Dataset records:
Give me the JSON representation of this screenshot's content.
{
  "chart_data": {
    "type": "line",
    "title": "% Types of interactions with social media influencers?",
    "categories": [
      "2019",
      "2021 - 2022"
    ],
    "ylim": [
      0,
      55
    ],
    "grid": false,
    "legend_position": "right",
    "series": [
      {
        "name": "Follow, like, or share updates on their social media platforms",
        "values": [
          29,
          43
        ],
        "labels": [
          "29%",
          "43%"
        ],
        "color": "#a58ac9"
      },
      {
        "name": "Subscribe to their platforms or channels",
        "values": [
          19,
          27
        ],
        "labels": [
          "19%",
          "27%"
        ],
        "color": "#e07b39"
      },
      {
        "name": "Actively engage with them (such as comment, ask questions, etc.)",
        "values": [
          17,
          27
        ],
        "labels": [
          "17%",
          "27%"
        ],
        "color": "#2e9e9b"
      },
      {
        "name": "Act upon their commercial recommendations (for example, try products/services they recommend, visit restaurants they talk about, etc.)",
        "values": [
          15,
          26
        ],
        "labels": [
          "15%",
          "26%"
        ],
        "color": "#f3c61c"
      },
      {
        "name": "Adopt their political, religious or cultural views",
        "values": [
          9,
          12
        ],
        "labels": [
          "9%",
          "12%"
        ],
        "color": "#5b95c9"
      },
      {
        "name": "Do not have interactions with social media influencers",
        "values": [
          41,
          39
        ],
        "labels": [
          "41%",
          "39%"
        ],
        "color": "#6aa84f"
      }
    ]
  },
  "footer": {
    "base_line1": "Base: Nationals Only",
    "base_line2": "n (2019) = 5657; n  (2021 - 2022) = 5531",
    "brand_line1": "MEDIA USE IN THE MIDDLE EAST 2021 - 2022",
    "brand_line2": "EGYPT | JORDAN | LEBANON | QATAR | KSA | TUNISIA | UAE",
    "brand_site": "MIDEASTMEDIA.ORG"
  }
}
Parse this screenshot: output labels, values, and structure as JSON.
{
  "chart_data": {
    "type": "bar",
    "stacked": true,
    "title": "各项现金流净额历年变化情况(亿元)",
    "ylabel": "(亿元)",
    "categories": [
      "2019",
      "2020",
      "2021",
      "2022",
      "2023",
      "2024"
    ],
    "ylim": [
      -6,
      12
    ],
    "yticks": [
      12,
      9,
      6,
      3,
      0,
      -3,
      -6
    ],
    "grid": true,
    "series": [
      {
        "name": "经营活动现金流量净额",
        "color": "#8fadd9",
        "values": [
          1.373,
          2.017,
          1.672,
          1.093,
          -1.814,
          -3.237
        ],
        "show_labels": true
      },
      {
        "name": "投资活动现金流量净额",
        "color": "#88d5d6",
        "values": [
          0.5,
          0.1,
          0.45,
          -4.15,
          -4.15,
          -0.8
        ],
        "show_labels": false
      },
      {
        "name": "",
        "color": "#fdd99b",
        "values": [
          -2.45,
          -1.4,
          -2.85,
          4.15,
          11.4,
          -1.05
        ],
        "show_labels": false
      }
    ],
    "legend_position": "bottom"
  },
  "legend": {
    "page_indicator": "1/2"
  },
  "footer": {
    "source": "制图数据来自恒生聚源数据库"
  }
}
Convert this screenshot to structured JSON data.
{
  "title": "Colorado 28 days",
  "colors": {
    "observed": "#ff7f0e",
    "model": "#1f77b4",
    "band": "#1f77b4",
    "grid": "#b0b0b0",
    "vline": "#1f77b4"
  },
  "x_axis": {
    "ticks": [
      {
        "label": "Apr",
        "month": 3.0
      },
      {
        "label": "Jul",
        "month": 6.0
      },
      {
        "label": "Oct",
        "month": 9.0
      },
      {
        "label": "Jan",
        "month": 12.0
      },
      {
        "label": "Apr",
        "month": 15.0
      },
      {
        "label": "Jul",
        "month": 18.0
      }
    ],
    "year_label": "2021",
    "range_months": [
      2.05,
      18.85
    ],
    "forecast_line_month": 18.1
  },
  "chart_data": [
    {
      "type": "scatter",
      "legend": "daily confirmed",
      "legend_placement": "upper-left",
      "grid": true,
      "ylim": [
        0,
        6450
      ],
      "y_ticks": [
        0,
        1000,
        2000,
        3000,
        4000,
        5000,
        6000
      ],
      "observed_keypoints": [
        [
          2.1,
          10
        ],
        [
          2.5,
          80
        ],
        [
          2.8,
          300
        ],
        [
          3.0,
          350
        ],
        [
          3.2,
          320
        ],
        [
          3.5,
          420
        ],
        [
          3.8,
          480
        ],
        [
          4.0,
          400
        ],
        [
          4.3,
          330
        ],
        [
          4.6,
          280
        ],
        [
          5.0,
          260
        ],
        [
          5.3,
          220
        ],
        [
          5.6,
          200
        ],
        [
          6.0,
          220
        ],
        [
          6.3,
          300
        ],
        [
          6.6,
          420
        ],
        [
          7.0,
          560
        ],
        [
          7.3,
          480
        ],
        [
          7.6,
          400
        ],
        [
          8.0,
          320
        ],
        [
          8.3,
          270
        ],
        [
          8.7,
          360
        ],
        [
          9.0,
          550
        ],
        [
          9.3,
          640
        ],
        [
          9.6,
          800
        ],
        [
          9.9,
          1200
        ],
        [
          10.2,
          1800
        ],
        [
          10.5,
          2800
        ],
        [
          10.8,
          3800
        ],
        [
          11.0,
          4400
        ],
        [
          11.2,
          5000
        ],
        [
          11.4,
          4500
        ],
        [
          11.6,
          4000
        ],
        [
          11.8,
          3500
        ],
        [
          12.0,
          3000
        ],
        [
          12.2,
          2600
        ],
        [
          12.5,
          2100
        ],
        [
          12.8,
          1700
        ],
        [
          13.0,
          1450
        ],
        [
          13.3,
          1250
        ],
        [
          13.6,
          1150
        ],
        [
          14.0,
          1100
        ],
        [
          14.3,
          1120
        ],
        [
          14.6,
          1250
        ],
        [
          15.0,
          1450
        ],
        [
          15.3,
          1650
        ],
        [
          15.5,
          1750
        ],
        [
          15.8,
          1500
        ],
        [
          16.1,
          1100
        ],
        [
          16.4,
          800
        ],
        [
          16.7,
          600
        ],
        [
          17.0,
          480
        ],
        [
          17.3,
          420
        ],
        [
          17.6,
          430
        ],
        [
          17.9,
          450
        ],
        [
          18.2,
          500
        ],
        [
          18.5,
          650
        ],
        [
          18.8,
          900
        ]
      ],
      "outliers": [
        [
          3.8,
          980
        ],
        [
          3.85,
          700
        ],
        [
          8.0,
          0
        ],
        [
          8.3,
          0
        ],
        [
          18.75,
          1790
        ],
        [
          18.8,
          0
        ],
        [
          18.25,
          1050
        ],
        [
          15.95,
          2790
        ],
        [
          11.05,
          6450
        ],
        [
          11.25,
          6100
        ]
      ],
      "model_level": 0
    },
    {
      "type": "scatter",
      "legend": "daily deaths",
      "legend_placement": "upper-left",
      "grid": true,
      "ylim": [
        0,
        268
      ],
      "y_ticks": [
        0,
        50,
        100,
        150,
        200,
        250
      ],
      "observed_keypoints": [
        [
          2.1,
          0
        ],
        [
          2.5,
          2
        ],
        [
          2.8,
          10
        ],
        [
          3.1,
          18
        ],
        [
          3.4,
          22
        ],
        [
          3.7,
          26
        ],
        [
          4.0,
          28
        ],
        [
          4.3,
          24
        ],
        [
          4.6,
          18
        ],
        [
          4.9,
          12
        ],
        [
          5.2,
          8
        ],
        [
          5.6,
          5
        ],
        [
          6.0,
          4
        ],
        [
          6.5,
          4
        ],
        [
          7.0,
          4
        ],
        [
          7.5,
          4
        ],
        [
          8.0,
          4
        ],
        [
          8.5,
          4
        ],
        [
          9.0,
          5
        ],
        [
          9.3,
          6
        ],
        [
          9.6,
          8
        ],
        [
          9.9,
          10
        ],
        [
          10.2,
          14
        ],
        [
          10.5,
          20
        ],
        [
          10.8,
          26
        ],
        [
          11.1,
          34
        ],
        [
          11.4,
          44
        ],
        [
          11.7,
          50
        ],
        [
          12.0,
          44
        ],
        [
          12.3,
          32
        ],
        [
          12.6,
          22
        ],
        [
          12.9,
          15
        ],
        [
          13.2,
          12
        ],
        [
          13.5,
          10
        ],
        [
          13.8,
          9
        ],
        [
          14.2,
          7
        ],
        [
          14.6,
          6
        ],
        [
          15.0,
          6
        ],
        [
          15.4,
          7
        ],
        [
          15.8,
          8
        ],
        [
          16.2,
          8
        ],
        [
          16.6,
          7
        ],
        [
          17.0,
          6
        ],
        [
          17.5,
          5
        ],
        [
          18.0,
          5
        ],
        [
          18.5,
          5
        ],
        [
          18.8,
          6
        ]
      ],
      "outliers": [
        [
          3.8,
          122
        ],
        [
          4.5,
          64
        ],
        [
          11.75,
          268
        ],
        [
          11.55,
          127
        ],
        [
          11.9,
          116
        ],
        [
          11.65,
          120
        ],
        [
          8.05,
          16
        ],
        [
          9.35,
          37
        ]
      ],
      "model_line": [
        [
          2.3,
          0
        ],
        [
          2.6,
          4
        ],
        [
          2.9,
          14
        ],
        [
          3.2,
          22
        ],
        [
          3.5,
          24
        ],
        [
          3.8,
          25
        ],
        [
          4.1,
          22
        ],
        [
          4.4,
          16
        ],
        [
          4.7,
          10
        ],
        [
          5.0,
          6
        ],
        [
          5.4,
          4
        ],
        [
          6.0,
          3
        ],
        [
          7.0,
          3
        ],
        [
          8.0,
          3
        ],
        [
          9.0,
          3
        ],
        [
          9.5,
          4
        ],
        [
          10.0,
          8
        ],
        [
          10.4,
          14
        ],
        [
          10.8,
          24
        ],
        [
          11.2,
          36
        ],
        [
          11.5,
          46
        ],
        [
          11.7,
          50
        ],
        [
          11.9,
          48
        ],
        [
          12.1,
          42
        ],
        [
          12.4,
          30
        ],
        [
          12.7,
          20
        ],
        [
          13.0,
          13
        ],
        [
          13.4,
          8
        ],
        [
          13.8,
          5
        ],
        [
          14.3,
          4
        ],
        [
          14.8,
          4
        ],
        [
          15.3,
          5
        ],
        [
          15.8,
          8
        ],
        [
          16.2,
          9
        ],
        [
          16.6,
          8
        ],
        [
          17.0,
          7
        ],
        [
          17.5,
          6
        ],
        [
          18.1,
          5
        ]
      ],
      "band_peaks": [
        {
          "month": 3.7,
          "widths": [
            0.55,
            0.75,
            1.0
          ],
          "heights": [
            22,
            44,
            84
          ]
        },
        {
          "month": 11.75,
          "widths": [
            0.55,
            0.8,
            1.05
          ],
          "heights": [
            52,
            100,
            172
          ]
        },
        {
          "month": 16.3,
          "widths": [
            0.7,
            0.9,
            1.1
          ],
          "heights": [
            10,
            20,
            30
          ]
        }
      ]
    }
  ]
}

_PROBLEM DETAILS_:
Using the material above, gather every line that includes "with".

_COMPLETE ANSWER_:
    "title": "% Types of interactions with social media influencers?",
        "name": "Actively engage with them (such as comment, ask questions, etc.)",
        "name": "Do not have interactions with social media influencers",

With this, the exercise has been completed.